— Written task —
Quote each line exactly, from the line that contains "What data populates" down to the last line of the listing, and no other lines.
- - - - - - -
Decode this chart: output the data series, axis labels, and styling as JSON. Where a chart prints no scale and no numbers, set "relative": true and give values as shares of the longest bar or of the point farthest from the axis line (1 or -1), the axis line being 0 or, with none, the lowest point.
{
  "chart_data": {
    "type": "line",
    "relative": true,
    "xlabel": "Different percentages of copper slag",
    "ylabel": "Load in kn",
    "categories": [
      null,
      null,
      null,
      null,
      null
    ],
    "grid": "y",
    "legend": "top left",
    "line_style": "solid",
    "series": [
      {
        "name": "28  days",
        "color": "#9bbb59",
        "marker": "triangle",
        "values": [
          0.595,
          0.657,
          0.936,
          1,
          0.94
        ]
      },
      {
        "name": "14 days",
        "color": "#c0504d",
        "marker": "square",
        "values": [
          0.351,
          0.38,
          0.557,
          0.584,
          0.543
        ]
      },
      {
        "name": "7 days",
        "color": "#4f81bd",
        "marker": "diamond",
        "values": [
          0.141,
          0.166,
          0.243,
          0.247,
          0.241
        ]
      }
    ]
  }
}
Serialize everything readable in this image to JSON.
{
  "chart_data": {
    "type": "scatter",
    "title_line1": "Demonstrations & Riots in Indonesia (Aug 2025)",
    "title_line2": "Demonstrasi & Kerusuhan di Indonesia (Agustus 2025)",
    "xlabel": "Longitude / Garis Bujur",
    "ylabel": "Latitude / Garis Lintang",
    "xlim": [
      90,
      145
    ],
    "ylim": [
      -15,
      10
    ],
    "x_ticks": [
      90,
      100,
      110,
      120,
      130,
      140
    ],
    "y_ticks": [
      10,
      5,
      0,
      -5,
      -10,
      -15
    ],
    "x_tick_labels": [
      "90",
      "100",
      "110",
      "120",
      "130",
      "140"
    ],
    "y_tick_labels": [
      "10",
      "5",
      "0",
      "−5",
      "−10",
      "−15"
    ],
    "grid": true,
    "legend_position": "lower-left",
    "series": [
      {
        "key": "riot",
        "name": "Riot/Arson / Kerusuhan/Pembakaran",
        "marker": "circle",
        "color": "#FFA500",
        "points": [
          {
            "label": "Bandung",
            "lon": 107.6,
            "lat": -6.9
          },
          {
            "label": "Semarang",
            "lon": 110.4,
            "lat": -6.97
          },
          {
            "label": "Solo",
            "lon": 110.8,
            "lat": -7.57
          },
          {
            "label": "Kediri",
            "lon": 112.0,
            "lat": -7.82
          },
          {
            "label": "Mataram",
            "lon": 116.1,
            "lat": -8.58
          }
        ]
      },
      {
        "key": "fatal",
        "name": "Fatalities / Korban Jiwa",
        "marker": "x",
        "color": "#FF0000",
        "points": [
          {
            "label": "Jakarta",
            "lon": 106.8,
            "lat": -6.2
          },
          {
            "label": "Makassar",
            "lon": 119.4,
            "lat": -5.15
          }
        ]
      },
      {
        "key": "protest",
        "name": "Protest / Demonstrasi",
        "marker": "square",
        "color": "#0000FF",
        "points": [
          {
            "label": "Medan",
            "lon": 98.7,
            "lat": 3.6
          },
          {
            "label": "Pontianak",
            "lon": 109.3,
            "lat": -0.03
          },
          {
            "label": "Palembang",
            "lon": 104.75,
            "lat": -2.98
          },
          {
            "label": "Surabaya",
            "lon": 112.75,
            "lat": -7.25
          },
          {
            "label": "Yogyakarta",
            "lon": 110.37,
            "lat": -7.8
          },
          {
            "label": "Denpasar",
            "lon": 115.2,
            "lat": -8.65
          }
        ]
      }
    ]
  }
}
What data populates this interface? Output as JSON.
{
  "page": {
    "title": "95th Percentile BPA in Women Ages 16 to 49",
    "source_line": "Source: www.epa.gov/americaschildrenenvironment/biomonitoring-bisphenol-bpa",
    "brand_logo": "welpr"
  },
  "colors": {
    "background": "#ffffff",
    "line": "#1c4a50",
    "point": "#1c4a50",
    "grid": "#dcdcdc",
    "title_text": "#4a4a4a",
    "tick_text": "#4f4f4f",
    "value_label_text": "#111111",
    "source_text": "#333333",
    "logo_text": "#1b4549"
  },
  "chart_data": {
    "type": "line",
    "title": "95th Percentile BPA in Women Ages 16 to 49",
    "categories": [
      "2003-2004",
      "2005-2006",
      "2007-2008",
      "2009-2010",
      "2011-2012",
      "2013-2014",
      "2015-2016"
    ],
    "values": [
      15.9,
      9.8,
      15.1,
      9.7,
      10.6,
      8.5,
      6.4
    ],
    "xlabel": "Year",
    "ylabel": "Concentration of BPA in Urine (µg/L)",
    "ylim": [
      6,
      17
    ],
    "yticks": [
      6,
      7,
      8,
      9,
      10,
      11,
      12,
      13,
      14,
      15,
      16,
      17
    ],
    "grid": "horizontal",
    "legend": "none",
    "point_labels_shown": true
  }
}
- - - - - - -
— Task solution —
What data populates this interface? Output as JSON.
{
  "page": {
    "title": "95th Percentile BPA in Women Ages 16 to 49",
    "source_line": "Source: www.epa.gov/americaschildrenenvironment/biomonitoring-bisphenol-bpa",
    "brand_logo": "welpr"
  },
  "colors": {
    "background": "#ffffff",
    "line": "#1c4a50",
    "point": "#1c4a50",
    "grid": "#dcdcdc",
    "title_text": "#4a4a4a",
    "tick_text": "#4f4f4f",
    "value_label_text": "#111111",
    "source_text": "#333333",
    "logo_text": "#1b4549"
  },
  "chart_data": {
    "type": "line",
    "title": "95th Percentile BPA in Women Ages 16 to 49",
    "categories": [
      "2003-2004",
      "2005-2006",
      "2007-2008",
      "2009-2010",
      "2011-2012",
      "2013-2014",
      "2015-2016"
    ],
    "values": [
      15.9,
      9.8,
      15.1,
      9.7,
      10.6,
      8.5,
      6.4
    ],
    "xlabel": "Year",
    "ylabel": "Concentration of BPA in Urine (µg/L)",
    "ylim": [
      6,
      17
    ],
    "yticks": [
      6,
      7,
      8,
      9,
      10,
      11,
      12,
      13,
      14,
      15,
      16,
      17
    ],
    "grid": "horizontal",
    "legend": "none",
    "point_labels_shown": true
  }
}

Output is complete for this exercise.